* **STORED RECORDS**
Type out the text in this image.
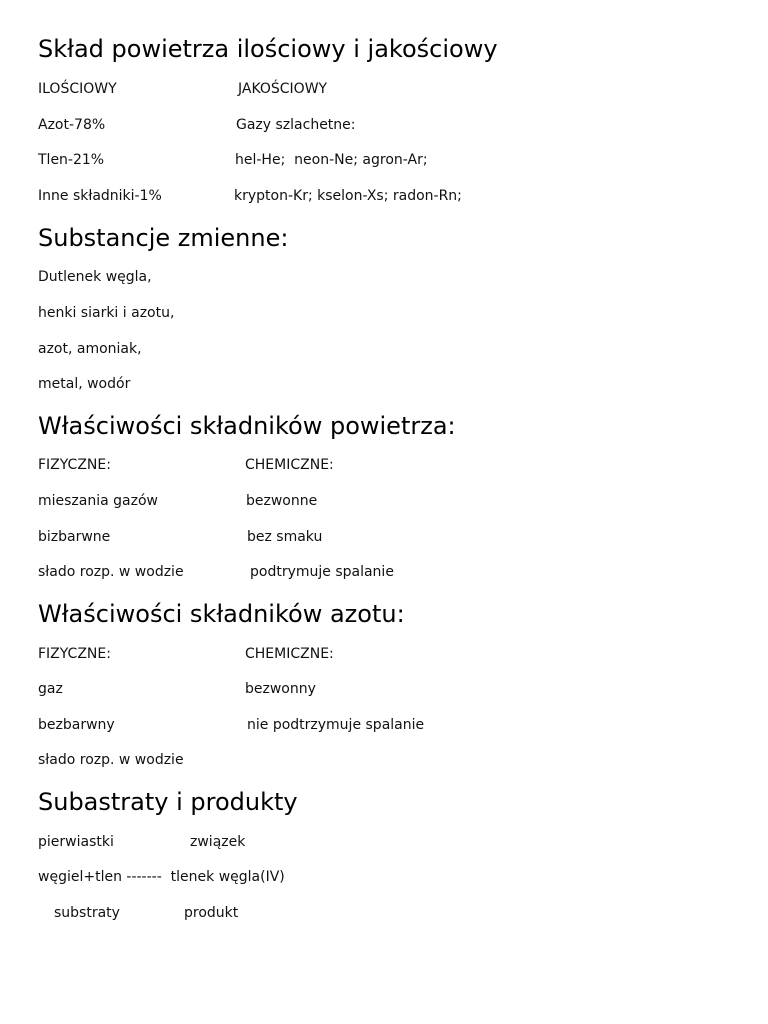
Skład powietrza ilościowy i jakościowy

ILOŚCIOWY	JAKOŚCIOWY

Azot-78%	Gazy szlachetne:

Tlen-21%	hel-He;  neon-Ne; agron-Ar;

Inne składniki-1%	krypton-Kr; kselon-Xs; radon-Rn;

Substancje zmienne:

Dutlenek węgla,

henki siarki i azotu,

azot, amoniak,

metal, wodór

Właściwości składników powietrza:

FIZYCZNE:	CHEMICZNE:

mieszania gazów	bezwonne

bizbarwne	bez smaku

słado rozp. w wodzie	podtrymuje spalanie

Właściwości składników azotu:

FIZYCZNE:	CHEMICZNE:

gaz	bezwonny

bezbarwny	nie podtrzymuje spalanie

słado rozp. w wodzie

Subastraty i produkty

pierwiastki	związek

węgiel+tlen -------  tlenek węgla(IV)

substraty	produkt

* **WORK REQUIRED**
Print the whole listing above once more, word for word, without its pictures.

* **EXERCISE OUTPUT**
Type out the text in this image.
Skład powietrza ilościowy i jakościowy

ILOŚCIOWY	JAKOŚCIOWY

Azot-78%	Gazy szlachetne:

Tlen-21%	hel-He;  neon-Ne; agron-Ar;

Inne składniki-1%	krypton-Kr; kselon-Xs; radon-Rn;

Substancje zmienne:

Dutlenek węgla,

henki siarki i azotu,

azot, amoniak,

metal, wodór

Właściwości składników powietrza:

FIZYCZNE:	CHEMICZNE:

mieszania gazów	bezwonne

bizbarwne	bez smaku

słado rozp. w wodzie	podtrymuje spalanie

Właściwości składników azotu:

FIZYCZNE:	CHEMICZNE:

gaz	bezwonny

bezbarwny	nie podtrzymuje spalanie

słado rozp. w wodzie

Subastraty i produkty

pierwiastki	związek

węgiel+tlen -------  tlenek węgla(IV)

substraty	produkt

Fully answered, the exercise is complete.